Stored entries:
---*---
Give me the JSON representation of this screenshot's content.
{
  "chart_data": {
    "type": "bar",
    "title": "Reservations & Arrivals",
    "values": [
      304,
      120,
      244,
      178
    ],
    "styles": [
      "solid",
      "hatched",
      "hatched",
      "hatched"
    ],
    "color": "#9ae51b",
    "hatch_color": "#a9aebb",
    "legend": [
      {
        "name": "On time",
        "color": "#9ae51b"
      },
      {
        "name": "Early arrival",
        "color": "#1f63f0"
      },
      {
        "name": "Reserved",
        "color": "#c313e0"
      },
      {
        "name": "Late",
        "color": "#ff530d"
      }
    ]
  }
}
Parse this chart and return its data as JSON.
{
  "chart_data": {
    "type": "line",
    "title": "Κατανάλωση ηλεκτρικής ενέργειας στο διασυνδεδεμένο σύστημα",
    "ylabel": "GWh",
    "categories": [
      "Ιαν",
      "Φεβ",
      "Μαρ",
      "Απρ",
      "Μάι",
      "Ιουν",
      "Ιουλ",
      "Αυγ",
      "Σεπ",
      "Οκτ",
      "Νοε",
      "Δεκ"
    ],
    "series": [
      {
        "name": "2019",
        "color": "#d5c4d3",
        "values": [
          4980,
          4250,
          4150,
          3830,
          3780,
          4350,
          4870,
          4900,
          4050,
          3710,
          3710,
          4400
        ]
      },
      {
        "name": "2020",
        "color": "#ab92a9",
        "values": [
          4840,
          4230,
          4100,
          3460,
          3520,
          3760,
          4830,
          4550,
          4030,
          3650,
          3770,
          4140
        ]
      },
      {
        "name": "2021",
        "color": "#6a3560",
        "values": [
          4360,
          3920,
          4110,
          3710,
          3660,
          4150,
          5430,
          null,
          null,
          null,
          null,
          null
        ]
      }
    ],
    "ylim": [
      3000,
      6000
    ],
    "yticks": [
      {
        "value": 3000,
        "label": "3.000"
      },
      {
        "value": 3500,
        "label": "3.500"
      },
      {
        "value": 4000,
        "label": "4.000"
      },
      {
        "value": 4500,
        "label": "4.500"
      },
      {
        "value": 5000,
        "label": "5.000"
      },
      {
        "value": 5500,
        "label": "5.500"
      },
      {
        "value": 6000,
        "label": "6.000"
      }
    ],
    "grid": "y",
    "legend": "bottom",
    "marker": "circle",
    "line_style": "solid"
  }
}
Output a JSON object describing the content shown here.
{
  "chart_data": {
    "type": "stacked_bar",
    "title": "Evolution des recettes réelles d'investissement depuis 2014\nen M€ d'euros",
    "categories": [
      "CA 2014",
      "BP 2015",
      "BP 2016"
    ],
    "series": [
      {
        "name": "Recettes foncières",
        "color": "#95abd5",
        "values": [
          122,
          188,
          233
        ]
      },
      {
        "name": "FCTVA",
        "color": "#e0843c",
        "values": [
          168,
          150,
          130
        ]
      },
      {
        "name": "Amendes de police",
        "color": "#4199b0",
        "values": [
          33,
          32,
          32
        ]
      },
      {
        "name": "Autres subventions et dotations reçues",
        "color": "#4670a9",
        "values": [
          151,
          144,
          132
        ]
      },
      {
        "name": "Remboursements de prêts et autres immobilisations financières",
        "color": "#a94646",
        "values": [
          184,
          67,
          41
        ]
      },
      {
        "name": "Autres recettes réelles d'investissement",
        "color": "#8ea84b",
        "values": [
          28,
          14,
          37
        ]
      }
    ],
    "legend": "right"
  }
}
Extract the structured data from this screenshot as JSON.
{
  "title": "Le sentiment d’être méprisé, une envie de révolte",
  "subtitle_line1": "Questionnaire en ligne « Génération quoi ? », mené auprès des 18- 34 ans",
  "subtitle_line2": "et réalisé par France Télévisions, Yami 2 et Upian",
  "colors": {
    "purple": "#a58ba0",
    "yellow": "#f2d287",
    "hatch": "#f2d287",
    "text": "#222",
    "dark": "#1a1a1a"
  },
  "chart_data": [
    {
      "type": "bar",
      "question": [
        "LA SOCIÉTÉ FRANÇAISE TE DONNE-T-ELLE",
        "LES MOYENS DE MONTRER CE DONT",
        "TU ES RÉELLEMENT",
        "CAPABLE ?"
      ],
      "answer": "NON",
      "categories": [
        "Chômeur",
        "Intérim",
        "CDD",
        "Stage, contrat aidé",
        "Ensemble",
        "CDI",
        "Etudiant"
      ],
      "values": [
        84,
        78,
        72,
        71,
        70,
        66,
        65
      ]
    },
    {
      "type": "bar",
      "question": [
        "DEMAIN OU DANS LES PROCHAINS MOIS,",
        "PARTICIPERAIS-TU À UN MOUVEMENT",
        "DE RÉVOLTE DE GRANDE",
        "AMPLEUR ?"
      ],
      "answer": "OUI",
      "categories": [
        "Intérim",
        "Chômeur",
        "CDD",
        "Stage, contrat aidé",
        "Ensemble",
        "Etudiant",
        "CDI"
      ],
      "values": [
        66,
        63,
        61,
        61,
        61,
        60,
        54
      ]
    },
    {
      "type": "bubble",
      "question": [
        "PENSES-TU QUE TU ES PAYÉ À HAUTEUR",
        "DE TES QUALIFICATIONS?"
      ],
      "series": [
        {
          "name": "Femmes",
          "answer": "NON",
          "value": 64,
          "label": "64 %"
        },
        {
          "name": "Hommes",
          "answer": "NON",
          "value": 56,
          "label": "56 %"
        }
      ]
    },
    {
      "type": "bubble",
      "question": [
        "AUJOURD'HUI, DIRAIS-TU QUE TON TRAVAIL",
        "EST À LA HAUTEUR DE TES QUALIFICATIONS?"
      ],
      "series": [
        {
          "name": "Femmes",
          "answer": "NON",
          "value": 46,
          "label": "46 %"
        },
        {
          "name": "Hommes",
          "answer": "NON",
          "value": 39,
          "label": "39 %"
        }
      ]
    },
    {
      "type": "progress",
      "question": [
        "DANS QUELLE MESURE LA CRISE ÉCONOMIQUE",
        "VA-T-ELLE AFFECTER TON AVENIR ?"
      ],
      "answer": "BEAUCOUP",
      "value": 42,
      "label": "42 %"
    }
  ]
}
---*---
Your instructions:
Print out all the entries precisely as written.

Final result:
Give me the JSON representation of this screenshot's content.
{
  "chart_data": {
    "type": "bar",
    "title": "Reservations & Arrivals",
    "values": [
      304,
      120,
      244,
      178
    ],
    "styles": [
      "solid",
      "hatched",
      "hatched",
      "hatched"
    ],
    "color": "#9ae51b",
    "hatch_color": "#a9aebb",
    "legend": [
      {
        "name": "On time",
        "color": "#9ae51b"
      },
      {
        "name": "Early arrival",
        "color": "#1f63f0"
      },
      {
        "name": "Reserved",
        "color": "#c313e0"
      },
      {
        "name": "Late",
        "color": "#ff530d"
      }
    ]
  }
}
Parse this chart and return its data as JSON.
{
  "chart_data": {
    "type": "line",
    "title": "Κατανάλωση ηλεκτρικής ενέργειας στο διασυνδεδεμένο σύστημα",
    "ylabel": "GWh",
    "categories": [
      "Ιαν",
      "Φεβ",
      "Μαρ",
      "Απρ",
      "Μάι",
      "Ιουν",
      "Ιουλ",
      "Αυγ",
      "Σεπ",
      "Οκτ",
      "Νοε",
      "Δεκ"
    ],
    "series": [
      {
        "name": "2019",
        "color": "#d5c4d3",
        "values": [
          4980,
          4250,
          4150,
          3830,
          3780,
          4350,
          4870,
          4900,
          4050,
          3710,
          3710,
          4400
        ]
      },
      {
        "name": "2020",
        "color": "#ab92a9",
        "values": [
          4840,
          4230,
          4100,
          3460,
          3520,
          3760,
          4830,
          4550,
          4030,
          3650,
          3770,
          4140
        ]
      },
      {
        "name": "2021",
        "color": "#6a3560",
        "values": [
          4360,
          3920,
          4110,
          3710,
          3660,
          4150,
          5430,
          null,
          null,
          null,
          null,
          null
        ]
      }
    ],
    "ylim": [
      3000,
      6000
    ],
    "yticks": [
      {
        "value": 3000,
        "label": "3.000"
      },
      {
        "value": 3500,
        "label": "3.500"
      },
      {
        "value": 4000,
        "label": "4.000"
      },
      {
        "value": 4500,
        "label": "4.500"
      },
      {
        "value": 5000,
        "label": "5.000"
      },
      {
        "value": 5500,
        "label": "5.500"
      },
      {
        "value": 6000,
        "label": "6.000"
      }
    ],
    "grid": "y",
    "legend": "bottom",
    "marker": "circle",
    "line_style": "solid"
  }
}
Output a JSON object describing the content shown here.
{
  "chart_data": {
    "type": "stacked_bar",
    "title": "Evolution des recettes réelles d'investissement depuis 2014\nen M€ d'euros",
    "categories": [
      "CA 2014",
      "BP 2015",
      "BP 2016"
    ],
    "series": [
      {
        "name": "Recettes foncières",
        "color": "#95abd5",
        "values": [
          122,
          188,
          233
        ]
      },
      {
        "name": "FCTVA",
        "color": "#e0843c",
        "values": [
          168,
          150,
          130
        ]
      },
      {
        "name": "Amendes de police",
        "color": "#4199b0",
        "values": [
          33,
          32,
          32
        ]
      },
      {
        "name": "Autres subventions et dotations reçues",
        "color": "#4670a9",
        "values": [
          151,
          144,
          132
        ]
      },
      {
        "name": "Remboursements de prêts et autres immobilisations financières",
        "color": "#a94646",
        "values": [
          184,
          67,
          41
        ]
      },
      {
        "name": "Autres recettes réelles d'investissement",
        "color": "#8ea84b",
        "values": [
          28,
          14,
          37
        ]
      }
    ],
    "legend": "right"
  }
}
Extract the structured data from this screenshot as JSON.
{
  "title": "Le sentiment d’être méprisé, une envie de révolte",
  "subtitle_line1": "Questionnaire en ligne « Génération quoi ? », mené auprès des 18- 34 ans",
  "subtitle_line2": "et réalisé par France Télévisions, Yami 2 et Upian",
  "colors": {
    "purple": "#a58ba0",
    "yellow": "#f2d287",
    "hatch": "#f2d287",
    "text": "#222",
    "dark": "#1a1a1a"
  },
  "chart_data": [
    {
      "type": "bar",
      "question": [
        "LA SOCIÉTÉ FRANÇAISE TE DONNE-T-ELLE",
        "LES MOYENS DE MONTRER CE DONT",
        "TU ES RÉELLEMENT",
        "CAPABLE ?"
      ],
      "answer": "NON",
      "categories": [
        "Chômeur",
        "Intérim",
        "CDD",
        "Stage, contrat aidé",
        "Ensemble",
        "CDI",
        "Etudiant"
      ],
      "values": [
        84,
        78,
        72,
        71,
        70,
        66,
        65
      ]
    },
    {
      "type": "bar",
      "question": [
        "DEMAIN OU DANS LES PROCHAINS MOIS,",
        "PARTICIPERAIS-TU À UN MOUVEMENT",
        "DE RÉVOLTE DE GRANDE",
        "AMPLEUR ?"
      ],
      "answer": "OUI",
      "categories": [
        "Intérim",
        "Chômeur",
        "CDD",
        "Stage, contrat aidé",
        "Ensemble",
        "Etudiant",
        "CDI"
      ],
      "values": [
        66,
        63,
        61,
        61,
        61,
        60,
        54
      ]
    },
    {
      "type": "bubble",
      "question": [
        "PENSES-TU QUE TU ES PAYÉ À HAUTEUR",
        "DE TES QUALIFICATIONS?"
      ],
      "series": [
        {
          "name": "Femmes",
          "answer": "NON",
          "value": 64,
          "label": "64 %"
        },
        {
          "name": "Hommes",
          "answer": "NON",
          "value": 56,
          "label": "56 %"
        }
      ]
    },
    {
      "type": "bubble",
      "question": [
        "AUJOURD'HUI, DIRAIS-TU QUE TON TRAVAIL",
        "EST À LA HAUTEUR DE TES QUALIFICATIONS?"
      ],
      "series": [
        {
          "name": "Femmes",
          "answer": "NON",
          "value": 46,
          "label": "46 %"
        },
        {
          "name": "Hommes",
          "answer": "NON",
          "value": 39,
          "label": "39 %"
        }
      ]
    },
    {
      "type": "progress",
      "question": [
        "DANS QUELLE MESURE LA CRISE ÉCONOMIQUE",
        "VA-T-ELLE AFFECTER TON AVENIR ?"
      ],
      "answer": "BEAUCOUP",
      "value": 42,
      "label": "42 %"
    }
  ]
}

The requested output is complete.